— WHAT IS BEING ASKED —
Your task is to output the data exactly as it stands.

Begin

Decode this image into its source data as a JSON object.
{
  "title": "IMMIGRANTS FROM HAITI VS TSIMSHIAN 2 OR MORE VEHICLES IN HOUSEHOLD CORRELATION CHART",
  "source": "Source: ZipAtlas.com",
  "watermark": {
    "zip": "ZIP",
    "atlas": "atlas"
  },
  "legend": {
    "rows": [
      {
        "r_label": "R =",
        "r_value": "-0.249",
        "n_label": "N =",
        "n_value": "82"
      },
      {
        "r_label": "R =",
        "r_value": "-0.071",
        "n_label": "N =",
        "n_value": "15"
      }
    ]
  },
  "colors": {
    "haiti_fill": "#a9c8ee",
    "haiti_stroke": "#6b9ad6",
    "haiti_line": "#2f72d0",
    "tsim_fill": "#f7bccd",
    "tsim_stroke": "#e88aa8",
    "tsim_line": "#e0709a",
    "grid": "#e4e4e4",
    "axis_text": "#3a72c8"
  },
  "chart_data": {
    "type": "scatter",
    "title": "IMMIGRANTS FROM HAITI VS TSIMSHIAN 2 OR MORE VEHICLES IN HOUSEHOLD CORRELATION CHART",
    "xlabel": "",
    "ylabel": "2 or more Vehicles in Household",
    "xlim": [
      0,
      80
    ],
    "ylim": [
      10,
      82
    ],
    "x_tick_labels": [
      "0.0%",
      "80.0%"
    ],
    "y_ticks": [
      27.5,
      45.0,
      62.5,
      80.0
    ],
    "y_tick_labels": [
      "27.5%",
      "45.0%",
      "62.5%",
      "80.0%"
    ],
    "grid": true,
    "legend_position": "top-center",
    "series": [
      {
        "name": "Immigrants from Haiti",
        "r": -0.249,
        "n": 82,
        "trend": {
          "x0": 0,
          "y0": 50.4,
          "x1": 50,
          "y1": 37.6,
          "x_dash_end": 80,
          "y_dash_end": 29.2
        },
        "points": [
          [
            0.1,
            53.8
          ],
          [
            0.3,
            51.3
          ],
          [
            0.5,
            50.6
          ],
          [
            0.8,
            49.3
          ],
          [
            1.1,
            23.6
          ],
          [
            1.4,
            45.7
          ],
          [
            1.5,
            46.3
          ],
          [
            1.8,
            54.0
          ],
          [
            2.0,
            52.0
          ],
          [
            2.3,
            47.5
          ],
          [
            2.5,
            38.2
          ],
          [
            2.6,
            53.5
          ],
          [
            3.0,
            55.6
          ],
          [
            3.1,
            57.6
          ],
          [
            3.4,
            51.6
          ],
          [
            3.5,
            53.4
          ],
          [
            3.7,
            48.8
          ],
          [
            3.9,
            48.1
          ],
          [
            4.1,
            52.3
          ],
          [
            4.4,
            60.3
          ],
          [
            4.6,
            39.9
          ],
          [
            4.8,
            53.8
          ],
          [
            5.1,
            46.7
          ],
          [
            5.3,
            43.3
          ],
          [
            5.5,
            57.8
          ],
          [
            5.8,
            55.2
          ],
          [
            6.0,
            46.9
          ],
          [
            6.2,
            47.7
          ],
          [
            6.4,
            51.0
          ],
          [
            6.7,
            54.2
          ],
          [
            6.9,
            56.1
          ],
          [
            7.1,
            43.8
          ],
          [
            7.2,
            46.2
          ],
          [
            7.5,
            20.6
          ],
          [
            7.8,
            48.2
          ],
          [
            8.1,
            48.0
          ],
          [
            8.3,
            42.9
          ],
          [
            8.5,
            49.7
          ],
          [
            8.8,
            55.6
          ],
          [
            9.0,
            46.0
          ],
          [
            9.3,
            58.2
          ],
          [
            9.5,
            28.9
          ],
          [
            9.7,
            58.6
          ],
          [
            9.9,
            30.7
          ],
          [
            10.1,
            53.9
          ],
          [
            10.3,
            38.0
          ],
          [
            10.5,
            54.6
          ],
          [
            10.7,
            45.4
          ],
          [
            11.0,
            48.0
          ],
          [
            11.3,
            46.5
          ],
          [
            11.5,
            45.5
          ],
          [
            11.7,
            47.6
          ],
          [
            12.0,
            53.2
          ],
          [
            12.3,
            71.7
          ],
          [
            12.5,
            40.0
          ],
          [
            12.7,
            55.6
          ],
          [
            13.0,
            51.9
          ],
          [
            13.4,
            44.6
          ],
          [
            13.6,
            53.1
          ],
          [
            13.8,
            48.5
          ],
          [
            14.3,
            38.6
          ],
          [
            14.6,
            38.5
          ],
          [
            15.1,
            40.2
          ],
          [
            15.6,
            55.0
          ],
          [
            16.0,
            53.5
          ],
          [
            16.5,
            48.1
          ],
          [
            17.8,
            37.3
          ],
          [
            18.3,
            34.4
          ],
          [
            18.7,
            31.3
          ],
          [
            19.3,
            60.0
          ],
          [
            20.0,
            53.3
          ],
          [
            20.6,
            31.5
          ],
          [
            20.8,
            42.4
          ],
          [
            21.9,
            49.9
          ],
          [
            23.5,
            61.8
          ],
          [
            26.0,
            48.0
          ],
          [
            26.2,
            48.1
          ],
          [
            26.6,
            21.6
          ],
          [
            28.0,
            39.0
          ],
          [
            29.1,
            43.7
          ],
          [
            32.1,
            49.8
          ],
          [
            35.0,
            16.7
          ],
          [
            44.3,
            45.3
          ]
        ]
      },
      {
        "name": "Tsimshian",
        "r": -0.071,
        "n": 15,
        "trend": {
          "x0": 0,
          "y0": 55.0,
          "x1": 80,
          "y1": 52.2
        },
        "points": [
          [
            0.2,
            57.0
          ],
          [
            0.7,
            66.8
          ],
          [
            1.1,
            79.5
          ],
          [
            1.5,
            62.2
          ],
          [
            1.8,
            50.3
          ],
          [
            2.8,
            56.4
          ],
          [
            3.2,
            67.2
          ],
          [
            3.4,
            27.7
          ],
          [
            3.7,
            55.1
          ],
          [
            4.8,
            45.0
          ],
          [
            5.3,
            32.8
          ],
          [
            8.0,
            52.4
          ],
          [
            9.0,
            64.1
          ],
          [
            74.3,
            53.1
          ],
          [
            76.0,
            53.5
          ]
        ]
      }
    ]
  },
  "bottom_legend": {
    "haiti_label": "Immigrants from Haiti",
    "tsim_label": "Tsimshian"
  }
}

End

— TASK RESULT —
Decode this image into its source data as a JSON object.
{
  "title": "IMMIGRANTS FROM HAITI VS TSIMSHIAN 2 OR MORE VEHICLES IN HOUSEHOLD CORRELATION CHART",
  "source": "Source: ZipAtlas.com",
  "watermark": {
    "zip": "ZIP",
    "atlas": "atlas"
  },
  "legend": {
    "rows": [
      {
        "r_label": "R =",
        "r_value": "-0.249",
        "n_label": "N =",
        "n_value": "82"
      },
      {
        "r_label": "R =",
        "r_value": "-0.071",
        "n_label": "N =",
        "n_value": "15"
      }
    ]
  },
  "colors": {
    "haiti_fill": "#a9c8ee",
    "haiti_stroke": "#6b9ad6",
    "haiti_line": "#2f72d0",
    "tsim_fill": "#f7bccd",
    "tsim_stroke": "#e88aa8",
    "tsim_line": "#e0709a",
    "grid": "#e4e4e4",
    "axis_text": "#3a72c8"
  },
  "chart_data": {
    "type": "scatter",
    "title": "IMMIGRANTS FROM HAITI VS TSIMSHIAN 2 OR MORE VEHICLES IN HOUSEHOLD CORRELATION CHART",
    "xlabel": "",
    "ylabel": "2 or more Vehicles in Household",
    "xlim": [
      0,
      80
    ],
    "ylim": [
      10,
      82
    ],
    "x_tick_labels": [
      "0.0%",
      "80.0%"
    ],
    "y_ticks": [
      27.5,
      45.0,
      62.5,
      80.0
    ],
    "y_tick_labels": [
      "27.5%",
      "45.0%",
      "62.5%",
      "80.0%"
    ],
    "grid": true,
    "legend_position": "top-center",
    "series": [
      {
        "name": "Immigrants from Haiti",
        "r": -0.249,
        "n": 82,
        "trend": {
          "x0": 0,
          "y0": 50.4,
          "x1": 50,
          "y1": 37.6,
          "x_dash_end": 80,
          "y_dash_end": 29.2
        },
        "points": [
          [
            0.1,
            53.8
          ],
          [
            0.3,
            51.3
          ],
          [
            0.5,
            50.6
          ],
          [
            0.8,
            49.3
          ],
          [
            1.1,
            23.6
          ],
          [
            1.4,
            45.7
          ],
          [
            1.5,
            46.3
          ],
          [
            1.8,
            54.0
          ],
          [
            2.0,
            52.0
          ],
          [
            2.3,
            47.5
          ],
          [
            2.5,
            38.2
          ],
          [
            2.6,
            53.5
          ],
          [
            3.0,
            55.6
          ],
          [
            3.1,
            57.6
          ],
          [
            3.4,
            51.6
          ],
          [
            3.5,
            53.4
          ],
          [
            3.7,
            48.8
          ],
          [
            3.9,
            48.1
          ],
          [
            4.1,
            52.3
          ],
          [
            4.4,
            60.3
          ],
          [
            4.6,
            39.9
          ],
          [
            4.8,
            53.8
          ],
          [
            5.1,
            46.7
          ],
          [
            5.3,
            43.3
          ],
          [
            5.5,
            57.8
          ],
          [
            5.8,
            55.2
          ],
          [
            6.0,
            46.9
          ],
          [
            6.2,
            47.7
          ],
          [
            6.4,
            51.0
          ],
          [
            6.7,
            54.2
          ],
          [
            6.9,
            56.1
          ],
          [
            7.1,
            43.8
          ],
          [
            7.2,
            46.2
          ],
          [
            7.5,
            20.6
          ],
          [
            7.8,
            48.2
          ],
          [
            8.1,
            48.0
          ],
          [
            8.3,
            42.9
          ],
          [
            8.5,
            49.7
          ],
          [
            8.8,
            55.6
          ],
          [
            9.0,
            46.0
          ],
          [
            9.3,
            58.2
          ],
          [
            9.5,
            28.9
          ],
          [
            9.7,
            58.6
          ],
          [
            9.9,
            30.7
          ],
          [
            10.1,
            53.9
          ],
          [
            10.3,
            38.0
          ],
          [
            10.5,
            54.6
          ],
          [
            10.7,
            45.4
          ],
          [
            11.0,
            48.0
          ],
          [
            11.3,
            46.5
          ],
          [
            11.5,
            45.5
          ],
          [
            11.7,
            47.6
          ],
          [
            12.0,
            53.2
          ],
          [
            12.3,
            71.7
          ],
          [
            12.5,
            40.0
          ],
          [
            12.7,
            55.6
          ],
          [
            13.0,
            51.9
          ],
          [
            13.4,
            44.6
          ],
          [
            13.6,
            53.1
          ],
          [
            13.8,
            48.5
          ],
          [
            14.3,
            38.6
          ],
          [
            14.6,
            38.5
          ],
          [
            15.1,
            40.2
          ],
          [
            15.6,
            55.0
          ],
          [
            16.0,
            53.5
          ],
          [
            16.5,
            48.1
          ],
          [
            17.8,
            37.3
          ],
          [
            18.3,
            34.4
          ],
          [
            18.7,
            31.3
          ],
          [
            19.3,
            60.0
          ],
          [
            20.0,
            53.3
          ],
          [
            20.6,
            31.5
          ],
          [
            20.8,
            42.4
          ],
          [
            21.9,
            49.9
          ],
          [
            23.5,
            61.8
          ],
          [
            26.0,
            48.0
          ],
          [
            26.2,
            48.1
          ],
          [
            26.6,
            21.6
          ],
          [
            28.0,
            39.0
          ],
          [
            29.1,
            43.7
          ],
          [
            32.1,
            49.8
          ],
          [
            35.0,
            16.7
          ],
          [
            44.3,
            45.3
          ]
        ]
      },
      {
        "name": "Tsimshian",
        "r": -0.071,
        "n": 15,
        "trend": {
          "x0": 0,
          "y0": 55.0,
          "x1": 80,
          "y1": 52.2
        },
        "points": [
          [
            0.2,
            57.0
          ],
          [
            0.7,
            66.8
          ],
          [
            1.1,
            79.5
          ],
          [
            1.5,
            62.2
          ],
          [
            1.8,
            50.3
          ],
          [
            2.8,
            56.4
          ],
          [
            3.2,
            67.2
          ],
          [
            3.4,
            27.7
          ],
          [
            3.7,
            55.1
          ],
          [
            4.8,
            45.0
          ],
          [
            5.3,
            32.8
          ],
          [
            8.0,
            52.4
          ],
          [
            9.0,
            64.1
          ],
          [
            74.3,
            53.1
          ],
          [
            76.0,
            53.5
          ]
        ]
      }
    ]
  },
  "bottom_legend": {
    "haiti_label": "Immigrants from Haiti",
    "tsim_label": "Tsimshian"
  }
}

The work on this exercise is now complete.